— Exercise directions —
Extract the full set of records, then give each one again exactly.

##### Input

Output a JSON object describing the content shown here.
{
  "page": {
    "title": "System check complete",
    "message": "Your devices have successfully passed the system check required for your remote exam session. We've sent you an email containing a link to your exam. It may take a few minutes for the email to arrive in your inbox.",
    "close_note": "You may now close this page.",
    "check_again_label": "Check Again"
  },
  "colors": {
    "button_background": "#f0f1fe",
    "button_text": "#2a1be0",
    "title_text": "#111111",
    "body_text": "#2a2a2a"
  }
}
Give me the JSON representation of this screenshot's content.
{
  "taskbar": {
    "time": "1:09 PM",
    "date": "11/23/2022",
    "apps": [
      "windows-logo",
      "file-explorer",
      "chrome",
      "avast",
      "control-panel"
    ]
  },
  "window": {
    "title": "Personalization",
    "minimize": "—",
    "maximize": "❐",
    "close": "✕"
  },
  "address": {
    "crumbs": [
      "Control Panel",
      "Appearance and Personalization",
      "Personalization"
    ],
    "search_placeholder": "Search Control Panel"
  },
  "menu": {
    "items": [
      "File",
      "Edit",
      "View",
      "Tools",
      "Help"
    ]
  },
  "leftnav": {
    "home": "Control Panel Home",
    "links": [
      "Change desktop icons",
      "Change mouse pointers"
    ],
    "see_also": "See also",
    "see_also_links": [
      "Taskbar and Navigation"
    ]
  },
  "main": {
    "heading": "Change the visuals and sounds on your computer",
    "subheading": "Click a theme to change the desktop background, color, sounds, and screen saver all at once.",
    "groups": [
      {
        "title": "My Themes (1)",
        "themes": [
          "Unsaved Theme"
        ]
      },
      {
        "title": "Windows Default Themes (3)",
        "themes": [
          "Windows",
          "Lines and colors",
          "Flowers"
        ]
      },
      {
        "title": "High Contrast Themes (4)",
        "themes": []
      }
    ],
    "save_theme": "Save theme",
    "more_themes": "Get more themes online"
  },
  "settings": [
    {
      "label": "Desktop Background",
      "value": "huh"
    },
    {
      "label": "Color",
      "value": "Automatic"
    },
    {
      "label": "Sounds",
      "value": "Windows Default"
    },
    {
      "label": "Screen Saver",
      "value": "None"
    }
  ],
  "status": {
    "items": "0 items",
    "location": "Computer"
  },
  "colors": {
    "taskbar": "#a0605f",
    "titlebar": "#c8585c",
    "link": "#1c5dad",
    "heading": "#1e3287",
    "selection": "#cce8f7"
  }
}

##########

— Exercise result —
Output a JSON object describing the content shown here.
{
  "page": {
    "title": "System check complete",
    "message": "Your devices have successfully passed the system check required for your remote exam session. We've sent you an email containing a link to your exam. It may take a few minutes for the email to arrive in your inbox.",
    "close_note": "You may now close this page.",
    "check_again_label": "Check Again"
  },
  "colors": {
    "button_background": "#f0f1fe",
    "button_text": "#2a1be0",
    "title_text": "#111111",
    "body_text": "#2a2a2a"
  }
}
Give me the JSON representation of this screenshot's content.
{
  "taskbar": {
    "time": "1:09 PM",
    "date": "11/23/2022",
    "apps": [
      "windows-logo",
      "file-explorer",
      "chrome",
      "avast",
      "control-panel"
    ]
  },
  "window": {
    "title": "Personalization",
    "minimize": "—",
    "maximize": "❐",
    "close": "✕"
  },
  "address": {
    "crumbs": [
      "Control Panel",
      "Appearance and Personalization",
      "Personalization"
    ],
    "search_placeholder": "Search Control Panel"
  },
  "menu": {
    "items": [
      "File",
      "Edit",
      "View",
      "Tools",
      "Help"
    ]
  },
  "leftnav": {
    "home": "Control Panel Home",
    "links": [
      "Change desktop icons",
      "Change mouse pointers"
    ],
    "see_also": "See also",
    "see_also_links": [
      "Taskbar and Navigation"
    ]
  },
  "main": {
    "heading": "Change the visuals and sounds on your computer",
    "subheading": "Click a theme to change the desktop background, color, sounds, and screen saver all at once.",
    "groups": [
      {
        "title": "My Themes (1)",
        "themes": [
          "Unsaved Theme"
        ]
      },
      {
        "title": "Windows Default Themes (3)",
        "themes": [
          "Windows",
          "Lines and colors",
          "Flowers"
        ]
      },
      {
        "title": "High Contrast Themes (4)",
        "themes": []
      }
    ],
    "save_theme": "Save theme",
    "more_themes": "Get more themes online"
  },
  "settings": [
    {
      "label": "Desktop Background",
      "value": "huh"
    },
    {
      "label": "Color",
      "value": "Automatic"
    },
    {
      "label": "Sounds",
      "value": "Windows Default"
    },
    {
      "label": "Screen Saver",
      "value": "None"
    }
  ],
  "status": {
    "items": "0 items",
    "location": "Computer"
  },
  "colors": {
    "taskbar": "#a0605f",
    "titlebar": "#c8585c",
    "link": "#1c5dad",
    "heading": "#1e3287",
    "selection": "#cce8f7"
  }
}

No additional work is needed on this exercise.